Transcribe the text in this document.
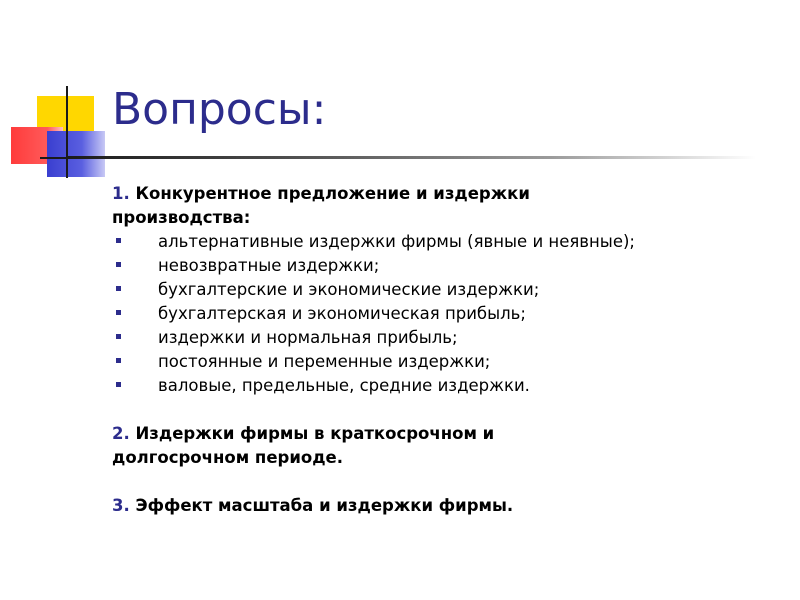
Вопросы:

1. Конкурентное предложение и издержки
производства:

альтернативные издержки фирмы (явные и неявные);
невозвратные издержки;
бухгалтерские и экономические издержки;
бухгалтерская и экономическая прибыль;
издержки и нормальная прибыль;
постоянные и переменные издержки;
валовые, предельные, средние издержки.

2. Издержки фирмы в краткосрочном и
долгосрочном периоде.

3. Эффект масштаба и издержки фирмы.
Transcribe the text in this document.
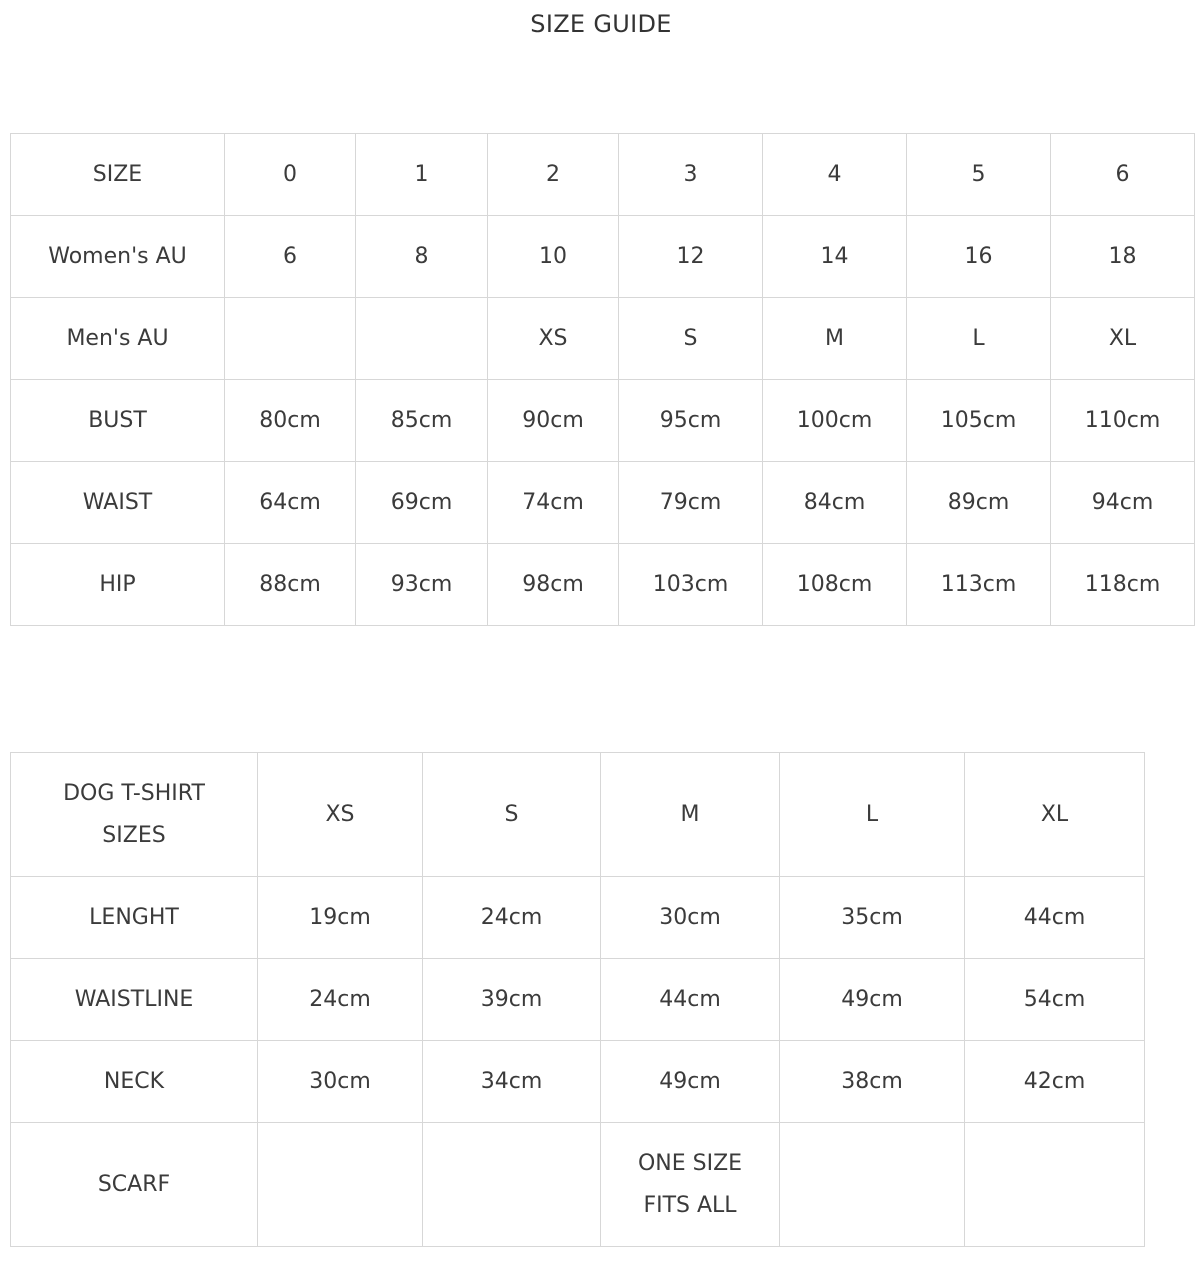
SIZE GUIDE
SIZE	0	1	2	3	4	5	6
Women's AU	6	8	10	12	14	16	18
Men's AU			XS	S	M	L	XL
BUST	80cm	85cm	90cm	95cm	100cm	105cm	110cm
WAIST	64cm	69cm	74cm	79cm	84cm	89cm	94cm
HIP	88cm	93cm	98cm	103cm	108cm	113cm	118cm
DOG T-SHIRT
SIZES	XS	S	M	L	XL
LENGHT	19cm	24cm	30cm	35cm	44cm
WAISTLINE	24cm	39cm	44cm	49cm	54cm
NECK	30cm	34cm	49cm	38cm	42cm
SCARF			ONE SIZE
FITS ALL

◇ ◇ ◇ ◇

GIVEN REQUEST
The material above holds pictures; copy everything else in it exactly.

SOLUTION FOR THIS TASK
Transcribe the text in this document.
Вопросы:

1. Конкурентное предложение и издержки
производства:

альтернативные издержки фирмы (явные и неявные);
невозвратные издержки;
бухгалтерские и экономические издержки;
бухгалтерская и экономическая прибыль;
издержки и нормальная прибыль;
постоянные и переменные издержки;
валовые, предельные, средние издержки.

2. Издержки фирмы в краткосрочном и
долгосрочном периоде.

3. Эффект масштаба и издержки фирмы.
Transcribe the text in this document.
SIZE GUIDE
SIZE	0	1	2	3	4	5	6
Women's AU	6	8	10	12	14	16	18
Men's AU			XS	S	M	L	XL
BUST	80cm	85cm	90cm	95cm	100cm	105cm	110cm
WAIST	64cm	69cm	74cm	79cm	84cm	89cm	94cm
HIP	88cm	93cm	98cm	103cm	108cm	113cm	118cm
DOG T-SHIRT
SIZES	XS	S	M	L	XL
LENGHT	19cm	24cm	30cm	35cm	44cm
WAISTLINE	24cm	39cm	44cm	49cm	54cm
NECK	30cm	34cm	49cm	38cm	42cm
SCARF			ONE SIZE
FITS ALL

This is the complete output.